→ Problem
Among the lines below, count those containing the word "ylabel". Give the number only.

→ Information given

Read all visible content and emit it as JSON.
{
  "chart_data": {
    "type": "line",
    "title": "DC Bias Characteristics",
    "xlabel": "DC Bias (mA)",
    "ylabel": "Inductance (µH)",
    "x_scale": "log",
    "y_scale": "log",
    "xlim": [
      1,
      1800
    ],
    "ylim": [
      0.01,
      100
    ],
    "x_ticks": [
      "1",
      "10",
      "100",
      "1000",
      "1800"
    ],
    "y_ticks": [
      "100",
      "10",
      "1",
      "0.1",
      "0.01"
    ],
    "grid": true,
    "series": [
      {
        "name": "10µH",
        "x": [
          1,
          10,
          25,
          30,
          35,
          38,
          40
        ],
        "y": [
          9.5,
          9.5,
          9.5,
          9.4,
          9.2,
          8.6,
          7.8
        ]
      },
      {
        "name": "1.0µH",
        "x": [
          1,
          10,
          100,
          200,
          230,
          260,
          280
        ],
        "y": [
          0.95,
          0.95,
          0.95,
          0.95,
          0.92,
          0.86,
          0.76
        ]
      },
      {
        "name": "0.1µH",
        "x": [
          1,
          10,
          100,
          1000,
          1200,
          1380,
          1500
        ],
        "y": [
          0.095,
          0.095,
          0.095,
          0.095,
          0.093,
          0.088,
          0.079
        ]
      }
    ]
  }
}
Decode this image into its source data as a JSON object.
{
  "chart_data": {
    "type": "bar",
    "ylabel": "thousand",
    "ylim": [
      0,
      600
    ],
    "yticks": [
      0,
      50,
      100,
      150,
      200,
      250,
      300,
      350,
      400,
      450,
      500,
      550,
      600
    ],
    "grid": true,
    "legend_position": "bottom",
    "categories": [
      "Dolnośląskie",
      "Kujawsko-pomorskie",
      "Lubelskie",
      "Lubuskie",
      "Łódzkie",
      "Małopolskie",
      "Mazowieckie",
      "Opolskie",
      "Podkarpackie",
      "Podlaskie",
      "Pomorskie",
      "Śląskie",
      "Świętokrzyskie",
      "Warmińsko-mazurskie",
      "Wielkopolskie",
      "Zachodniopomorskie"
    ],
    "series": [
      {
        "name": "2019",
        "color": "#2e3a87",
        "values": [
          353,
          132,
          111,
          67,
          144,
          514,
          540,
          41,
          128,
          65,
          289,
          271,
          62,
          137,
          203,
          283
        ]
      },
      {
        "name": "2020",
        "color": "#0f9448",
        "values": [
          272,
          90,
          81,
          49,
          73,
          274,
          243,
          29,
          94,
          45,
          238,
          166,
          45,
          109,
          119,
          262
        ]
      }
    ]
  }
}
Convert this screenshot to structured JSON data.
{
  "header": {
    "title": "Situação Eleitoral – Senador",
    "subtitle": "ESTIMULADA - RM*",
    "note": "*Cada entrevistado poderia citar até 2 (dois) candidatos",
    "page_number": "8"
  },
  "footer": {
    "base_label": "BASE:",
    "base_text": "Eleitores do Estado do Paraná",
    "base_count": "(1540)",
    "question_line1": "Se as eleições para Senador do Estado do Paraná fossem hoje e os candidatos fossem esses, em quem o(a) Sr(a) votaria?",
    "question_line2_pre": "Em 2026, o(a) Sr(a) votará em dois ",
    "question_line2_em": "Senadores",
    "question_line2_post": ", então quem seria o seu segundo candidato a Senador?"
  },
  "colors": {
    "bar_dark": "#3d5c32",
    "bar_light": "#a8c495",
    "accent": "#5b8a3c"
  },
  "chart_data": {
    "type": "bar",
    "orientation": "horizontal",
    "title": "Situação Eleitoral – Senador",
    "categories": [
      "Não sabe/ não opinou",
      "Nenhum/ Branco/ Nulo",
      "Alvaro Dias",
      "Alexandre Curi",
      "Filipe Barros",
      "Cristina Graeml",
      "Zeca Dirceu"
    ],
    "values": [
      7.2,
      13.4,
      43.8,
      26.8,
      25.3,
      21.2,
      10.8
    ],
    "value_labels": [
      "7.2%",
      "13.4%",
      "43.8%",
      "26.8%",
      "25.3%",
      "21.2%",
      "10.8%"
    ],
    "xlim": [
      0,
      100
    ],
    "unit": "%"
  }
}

→ Correct output
2